§ EXERCISE REQUIREMENTS
Extract the entries in their exact form.

━━━ SUPPLIED DATA ━━━

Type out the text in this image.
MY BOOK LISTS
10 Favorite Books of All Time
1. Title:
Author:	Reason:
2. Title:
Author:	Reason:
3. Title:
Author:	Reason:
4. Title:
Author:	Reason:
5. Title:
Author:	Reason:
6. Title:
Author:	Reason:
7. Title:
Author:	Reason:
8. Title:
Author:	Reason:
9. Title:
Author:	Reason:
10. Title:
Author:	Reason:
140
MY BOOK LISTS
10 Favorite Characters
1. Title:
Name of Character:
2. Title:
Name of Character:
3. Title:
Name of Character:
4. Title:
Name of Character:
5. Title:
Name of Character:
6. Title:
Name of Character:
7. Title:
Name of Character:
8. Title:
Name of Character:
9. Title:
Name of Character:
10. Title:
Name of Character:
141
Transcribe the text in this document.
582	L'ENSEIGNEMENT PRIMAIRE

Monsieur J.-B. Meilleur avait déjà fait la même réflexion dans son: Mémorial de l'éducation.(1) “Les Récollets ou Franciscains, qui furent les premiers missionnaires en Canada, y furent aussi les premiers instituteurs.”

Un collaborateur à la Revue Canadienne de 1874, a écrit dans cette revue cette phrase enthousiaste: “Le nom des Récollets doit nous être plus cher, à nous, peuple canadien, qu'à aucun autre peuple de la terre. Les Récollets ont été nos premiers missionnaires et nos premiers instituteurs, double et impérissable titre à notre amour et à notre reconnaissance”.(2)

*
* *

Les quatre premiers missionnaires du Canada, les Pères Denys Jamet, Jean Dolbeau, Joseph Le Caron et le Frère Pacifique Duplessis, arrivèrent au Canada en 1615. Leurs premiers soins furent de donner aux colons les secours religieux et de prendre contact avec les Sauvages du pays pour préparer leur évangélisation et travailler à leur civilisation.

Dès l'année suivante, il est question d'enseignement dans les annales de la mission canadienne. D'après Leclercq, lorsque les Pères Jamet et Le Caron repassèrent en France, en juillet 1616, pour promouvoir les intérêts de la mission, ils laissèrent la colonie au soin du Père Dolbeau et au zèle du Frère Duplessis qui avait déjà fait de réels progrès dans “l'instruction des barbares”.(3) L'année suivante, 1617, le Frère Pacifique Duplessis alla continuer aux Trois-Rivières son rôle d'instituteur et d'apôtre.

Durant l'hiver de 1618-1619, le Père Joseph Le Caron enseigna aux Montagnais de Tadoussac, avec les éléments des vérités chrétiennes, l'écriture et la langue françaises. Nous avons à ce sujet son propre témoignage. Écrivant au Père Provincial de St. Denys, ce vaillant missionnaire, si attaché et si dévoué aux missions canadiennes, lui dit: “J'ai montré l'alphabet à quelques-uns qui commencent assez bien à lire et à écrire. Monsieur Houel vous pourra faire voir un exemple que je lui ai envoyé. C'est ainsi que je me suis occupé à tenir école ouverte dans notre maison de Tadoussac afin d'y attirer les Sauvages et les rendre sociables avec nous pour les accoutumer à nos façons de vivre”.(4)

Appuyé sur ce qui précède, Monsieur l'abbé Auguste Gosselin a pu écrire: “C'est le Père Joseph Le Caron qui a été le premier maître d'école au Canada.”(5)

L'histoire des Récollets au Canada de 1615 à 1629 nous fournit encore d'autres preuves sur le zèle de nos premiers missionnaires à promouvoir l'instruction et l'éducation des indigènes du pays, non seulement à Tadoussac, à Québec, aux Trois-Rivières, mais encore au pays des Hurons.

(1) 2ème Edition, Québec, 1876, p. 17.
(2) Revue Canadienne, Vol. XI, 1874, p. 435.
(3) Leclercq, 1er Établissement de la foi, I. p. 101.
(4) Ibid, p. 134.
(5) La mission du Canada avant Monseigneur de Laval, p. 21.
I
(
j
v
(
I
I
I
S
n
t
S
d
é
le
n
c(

━━━

§ PROBLEM SOLUTION
Type out the text in this image.
MY BOOK LISTS
10 Favorite Books of All Time
1. Title:
Author:	Reason:
2. Title:
Author:	Reason:
3. Title:
Author:	Reason:
4. Title:
Author:	Reason:
5. Title:
Author:	Reason:
6. Title:
Author:	Reason:
7. Title:
Author:	Reason:
8. Title:
Author:	Reason:
9. Title:
Author:	Reason:
10. Title:
Author:	Reason:
140
MY BOOK LISTS
10 Favorite Characters
1. Title:
Name of Character:
2. Title:
Name of Character:
3. Title:
Name of Character:
4. Title:
Name of Character:
5. Title:
Name of Character:
6. Title:
Name of Character:
7. Title:
Name of Character:
8. Title:
Name of Character:
9. Title:
Name of Character:
10. Title:
Name of Character:
141
Transcribe the text in this document.
582	L'ENSEIGNEMENT PRIMAIRE

Monsieur J.-B. Meilleur avait déjà fait la même réflexion dans son: Mémorial de l'éducation.(1) “Les Récollets ou Franciscains, qui furent les premiers missionnaires en Canada, y furent aussi les premiers instituteurs.”

Un collaborateur à la Revue Canadienne de 1874, a écrit dans cette revue cette phrase enthousiaste: “Le nom des Récollets doit nous être plus cher, à nous, peuple canadien, qu'à aucun autre peuple de la terre. Les Récollets ont été nos premiers missionnaires et nos premiers instituteurs, double et impérissable titre à notre amour et à notre reconnaissance”.(2)

*
* *

Les quatre premiers missionnaires du Canada, les Pères Denys Jamet, Jean Dolbeau, Joseph Le Caron et le Frère Pacifique Duplessis, arrivèrent au Canada en 1615. Leurs premiers soins furent de donner aux colons les secours religieux et de prendre contact avec les Sauvages du pays pour préparer leur évangélisation et travailler à leur civilisation.

Dès l'année suivante, il est question d'enseignement dans les annales de la mission canadienne. D'après Leclercq, lorsque les Pères Jamet et Le Caron repassèrent en France, en juillet 1616, pour promouvoir les intérêts de la mission, ils laissèrent la colonie au soin du Père Dolbeau et au zèle du Frère Duplessis qui avait déjà fait de réels progrès dans “l'instruction des barbares”.(3) L'année suivante, 1617, le Frère Pacifique Duplessis alla continuer aux Trois-Rivières son rôle d'instituteur et d'apôtre.

Durant l'hiver de 1618-1619, le Père Joseph Le Caron enseigna aux Montagnais de Tadoussac, avec les éléments des vérités chrétiennes, l'écriture et la langue françaises. Nous avons à ce sujet son propre témoignage. Écrivant au Père Provincial de St. Denys, ce vaillant missionnaire, si attaché et si dévoué aux missions canadiennes, lui dit: “J'ai montré l'alphabet à quelques-uns qui commencent assez bien à lire et à écrire. Monsieur Houel vous pourra faire voir un exemple que je lui ai envoyé. C'est ainsi que je me suis occupé à tenir école ouverte dans notre maison de Tadoussac afin d'y attirer les Sauvages et les rendre sociables avec nous pour les accoutumer à nos façons de vivre”.(4)

Appuyé sur ce qui précède, Monsieur l'abbé Auguste Gosselin a pu écrire: “C'est le Père Joseph Le Caron qui a été le premier maître d'école au Canada.”(5)

L'histoire des Récollets au Canada de 1615 à 1629 nous fournit encore d'autres preuves sur le zèle de nos premiers missionnaires à promouvoir l'instruction et l'éducation des indigènes du pays, non seulement à Tadoussac, à Québec, aux Trois-Rivières, mais encore au pays des Hurons.

(1) 2ème Edition, Québec, 1876, p. 17.
(2) Revue Canadienne, Vol. XI, 1874, p. 435.
(3) Leclercq, 1er Établissement de la foi, I. p. 101.
(4) Ibid, p. 134.
(5) La mission du Canada avant Monseigneur de Laval, p. 21.
I
(
j
v
(
I
I
I
S
n
t
S
d
é
le
n
c(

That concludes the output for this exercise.